Provide an exact copy of the data, excluding the images.

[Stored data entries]
________________

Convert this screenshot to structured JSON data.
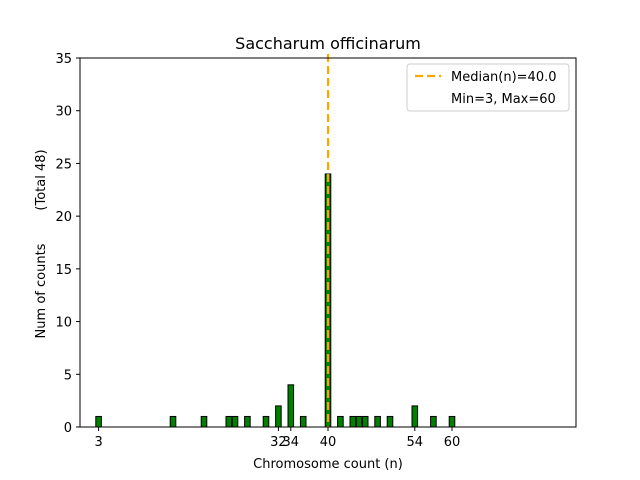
{
  "chart_data": {
    "type": "bar",
    "title": "Saccharum officinarum",
    "xlabel": "Chromosome count (n)",
    "ylabel": "Num of counts",
    "ylabel_extra": "(Total 48)",
    "xlim": [
      0,
      80
    ],
    "ylim": [
      0,
      35
    ],
    "xticks": [
      3,
      32,
      34,
      40,
      54,
      60
    ],
    "yticks": [
      0,
      5,
      10,
      15,
      20,
      25,
      30,
      35
    ],
    "bar_color": "#008000",
    "bar_edge_color": "#000000",
    "median_color": "#FFA500",
    "median": 40,
    "legend": {
      "position": "top-right",
      "median_label": "Median(n)=40.0",
      "range_label": "Min=3, Max=60"
    },
    "x": [
      3,
      15,
      20,
      24,
      25,
      27,
      30,
      32,
      34,
      36,
      40,
      42,
      44,
      45,
      46,
      48,
      50,
      54,
      57,
      60
    ],
    "values": [
      1,
      1,
      1,
      1,
      1,
      1,
      1,
      2,
      4,
      1,
      24,
      1,
      1,
      1,
      1,
      1,
      1,
      2,
      1,
      1
    ]
  }
}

________________

** Full solution **
Convert this screenshot to structured JSON data.
{
  "chart_data": {
    "type": "bar",
    "title": "Saccharum officinarum",
    "xlabel": "Chromosome count (n)",
    "ylabel": "Num of counts",
    "ylabel_extra": "(Total 48)",
    "xlim": [
      0,
      80
    ],
    "ylim": [
      0,
      35
    ],
    "xticks": [
      3,
      32,
      34,
      40,
      54,
      60
    ],
    "yticks": [
      0,
      5,
      10,
      15,
      20,
      25,
      30,
      35
    ],
    "bar_color": "#008000",
    "bar_edge_color": "#000000",
    "median_color": "#FFA500",
    "median": 40,
    "legend": {
      "position": "top-right",
      "median_label": "Median(n)=40.0",
      "range_label": "Min=3, Max=60"
    },
    "x": [
      3,
      15,
      20,
      24,
      25,
      27,
      30,
      32,
      34,
      36,
      40,
      42,
      44,
      45,
      46,
      48,
      50,
      54,
      57,
      60
    ],
    "values": [
      1,
      1,
      1,
      1,
      1,
      1,
      1,
      2,
      4,
      1,
      24,
      1,
      1,
      1,
      1,
      1,
      1,
      2,
      1,
      1
    ]
  }
}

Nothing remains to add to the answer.